## Begin SUPPLIED DATA

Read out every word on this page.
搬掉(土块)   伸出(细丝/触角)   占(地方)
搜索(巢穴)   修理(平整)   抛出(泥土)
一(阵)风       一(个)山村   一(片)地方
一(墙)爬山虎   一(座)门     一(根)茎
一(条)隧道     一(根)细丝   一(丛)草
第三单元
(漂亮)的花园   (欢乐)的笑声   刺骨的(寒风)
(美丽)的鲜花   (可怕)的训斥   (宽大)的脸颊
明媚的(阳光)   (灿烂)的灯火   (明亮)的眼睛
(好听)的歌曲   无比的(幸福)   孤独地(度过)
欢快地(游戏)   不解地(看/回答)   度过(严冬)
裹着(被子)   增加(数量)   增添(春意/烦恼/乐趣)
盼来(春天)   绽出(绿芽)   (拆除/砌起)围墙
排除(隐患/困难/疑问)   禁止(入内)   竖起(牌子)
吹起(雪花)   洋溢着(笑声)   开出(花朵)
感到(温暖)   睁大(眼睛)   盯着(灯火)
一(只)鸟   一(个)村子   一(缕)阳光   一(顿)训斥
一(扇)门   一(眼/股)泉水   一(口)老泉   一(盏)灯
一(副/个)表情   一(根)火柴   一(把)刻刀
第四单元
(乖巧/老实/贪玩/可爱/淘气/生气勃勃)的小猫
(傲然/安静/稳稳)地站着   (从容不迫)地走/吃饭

## End SUPPLIED DATA

Every entry must be retyped in full, exactly as given.

## SOLUTION FOR THIS EXERCISE
Read out every word on this page.
搬掉(土块)   伸出(细丝/触角)   占(地方)
搜索(巢穴)   修理(平整)   抛出(泥土)
一(阵)风       一(个)山村   一(片)地方
一(墙)爬山虎   一(座)门     一(根)茎
一(条)隧道     一(根)细丝   一(丛)草
第三单元
(漂亮)的花园   (欢乐)的笑声   刺骨的(寒风)
(美丽)的鲜花   (可怕)的训斥   (宽大)的脸颊
明媚的(阳光)   (灿烂)的灯火   (明亮)的眼睛
(好听)的歌曲   无比的(幸福)   孤独地(度过)
欢快地(游戏)   不解地(看/回答)   度过(严冬)
裹着(被子)   增加(数量)   增添(春意/烦恼/乐趣)
盼来(春天)   绽出(绿芽)   (拆除/砌起)围墙
排除(隐患/困难/疑问)   禁止(入内)   竖起(牌子)
吹起(雪花)   洋溢着(笑声)   开出(花朵)
感到(温暖)   睁大(眼睛)   盯着(灯火)
一(只)鸟   一(个)村子   一(缕)阳光   一(顿)训斥
一(扇)门   一(眼/股)泉水   一(口)老泉   一(盏)灯
一(副/个)表情   一(根)火柴   一(把)刻刀
第四单元
(乖巧/老实/贪玩/可爱/淘气/生气勃勃)的小猫
(傲然/安静/稳稳)地站着   (从容不迫)地走/吃饭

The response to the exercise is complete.